→ Short exercise 1
In the forum thread, what does the writer call the best piece of advice they have ever read?
→ Short exercise 2
Please reproduce a passage from the forum thread word for word, starting with "Don't get me" and going on through "misapplied, and misrepresented.".

→ Extracted text
>> BEGIN

This leaves me one hand still free to flip off the crazy people who won't see things exactly the same way I do.
Thank you for bringing some sanity to this thread.
Originally Posted by
Paul L.
Hmmm, and you are assuming that I never question (I'm questioning you right now actually)? I didn't say that experts weren't wrong sometimes. When someone has done a proper study with the proper sample size, or proper amount of observations then I am willing to accept what they have to offer.
Don't get me wrong. I'm also willing to accept what they have to offer. The problem is that what they have to offer is often misunderstood, misapplied, and misrepresented.
Originally Posted by
Paul L.
I also find that personal experience and common sense account for quite a bit. I am smart enough to know that a bicycle chain and a motorcycle chain are two different animals and require seperate tools. I also know that taking good advice makes life a lot easier more often than not.
In my experience it takes a rare individual to take the same amount of care with something that I personally take....especially when it's something that affects me in ways that it doesn't affect them.
Best piece of advice I've ever read: "If you want something done right, you have to do it yourself."
Originally Posted by
Paul L.
The trick is being wise enough to acknowledge and take good advice. If one truly questioned everything they would be growing everything they ate or eating pre WWII army rations (don't ya know the government didn't start trying to control us until post WWII), living in a bunker detached from the grid with solar energy with their own private cache of firearms suspicious of everyone and everything that came into contact with them. I believe the scientific term for this is paranoia, but perhaps since you question science and 90% of what it has found to be "fact" perhaps you call it being careful or something else like that.
I don't question science nor do I question good advice. What I question is the authenticity of claims of science and good advice.
Originally Posted by
Paul L.
Incidentally, breaking a chain the wrong way and saying it worked for you is a sample size of 1. Just because it worked once doesn't mean it will do that again. I suggest you perform a scientific study getting a numerous amount of people to try your nail and hammer method of chain repair and document your findings.
I'm confident in that my method was the best solution to my specific problem and I am 100% confident that given the circumstances it would work again. If I were trying to convince you of some kind of general method then I'd do exactly what you've suggested, but I have no intention of trying to convince you of anything, so I'm quite content telling you to bugger off because you have no idea about the specific requirements I had that made my method the best for the job at hand.

>> END

→ Record list

>> BEGIN

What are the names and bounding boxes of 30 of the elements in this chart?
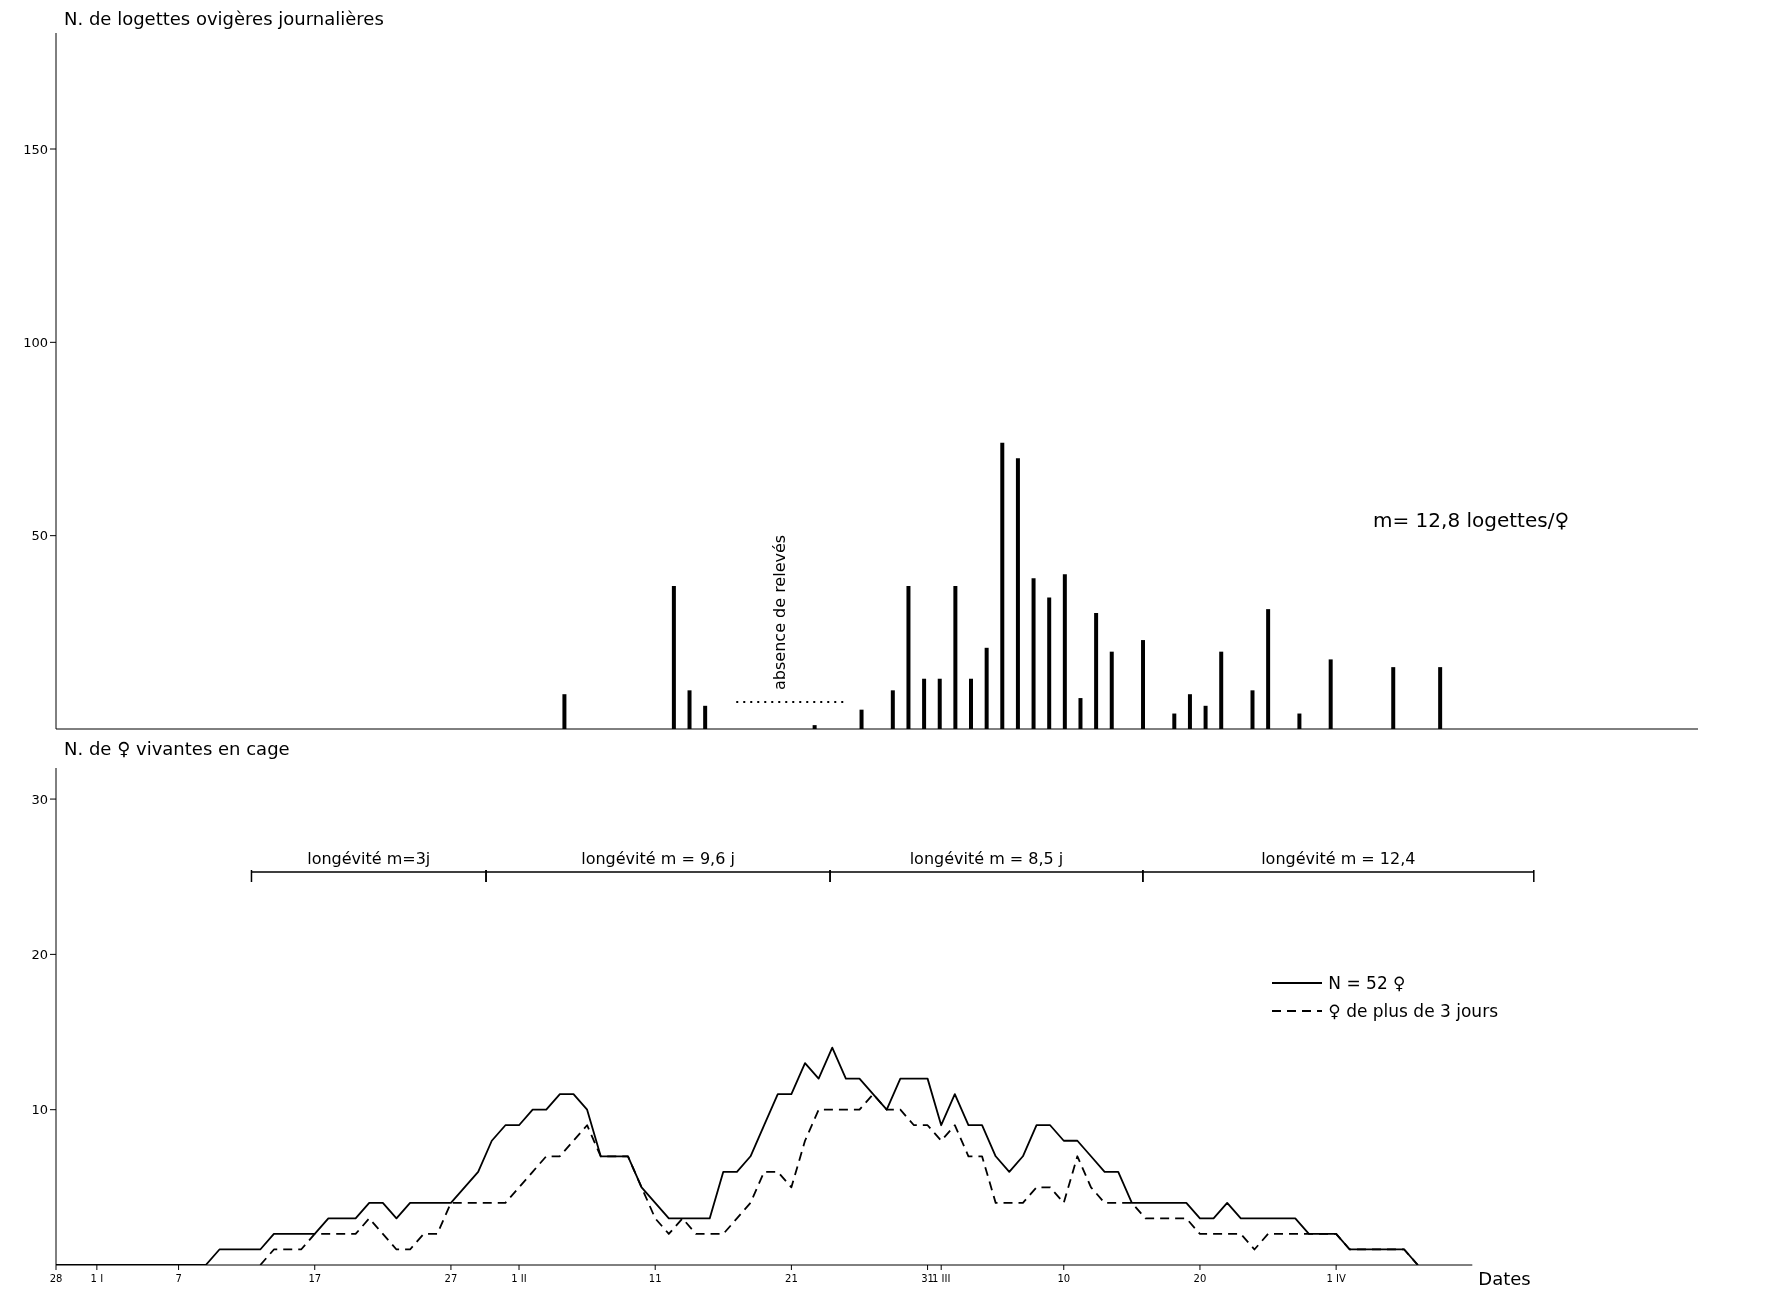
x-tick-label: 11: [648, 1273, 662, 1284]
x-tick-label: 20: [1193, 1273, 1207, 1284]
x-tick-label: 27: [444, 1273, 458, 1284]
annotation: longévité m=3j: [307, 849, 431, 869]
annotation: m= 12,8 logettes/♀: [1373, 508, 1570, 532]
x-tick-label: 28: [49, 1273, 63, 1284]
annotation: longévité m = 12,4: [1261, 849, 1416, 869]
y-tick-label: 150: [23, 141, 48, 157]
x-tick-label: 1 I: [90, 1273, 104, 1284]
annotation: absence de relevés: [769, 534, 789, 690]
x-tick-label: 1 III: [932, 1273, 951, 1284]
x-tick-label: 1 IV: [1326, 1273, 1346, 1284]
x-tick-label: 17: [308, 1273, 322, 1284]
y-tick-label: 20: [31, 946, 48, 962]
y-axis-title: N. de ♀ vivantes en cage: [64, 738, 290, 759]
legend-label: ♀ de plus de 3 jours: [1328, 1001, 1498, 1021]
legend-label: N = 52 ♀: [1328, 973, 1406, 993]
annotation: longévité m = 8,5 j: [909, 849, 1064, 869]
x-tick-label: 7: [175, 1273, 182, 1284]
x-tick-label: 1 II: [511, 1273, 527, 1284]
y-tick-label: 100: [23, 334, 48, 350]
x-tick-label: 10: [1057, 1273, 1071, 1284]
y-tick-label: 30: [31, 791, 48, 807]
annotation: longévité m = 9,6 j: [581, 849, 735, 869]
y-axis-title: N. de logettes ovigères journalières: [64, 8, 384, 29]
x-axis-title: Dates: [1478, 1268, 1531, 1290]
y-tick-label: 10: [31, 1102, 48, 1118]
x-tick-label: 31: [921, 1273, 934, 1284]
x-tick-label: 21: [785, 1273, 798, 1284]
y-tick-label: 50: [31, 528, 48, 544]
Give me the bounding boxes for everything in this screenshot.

>> END

→ Final answer 1
"If you want something done right, you have to do it yourself."

→ Final answer 2
Don't get me wrong. I'm also willing to accept what they have to offer. The problem is that what they have to offer is often misunderstood, misapplied, and misrepresented.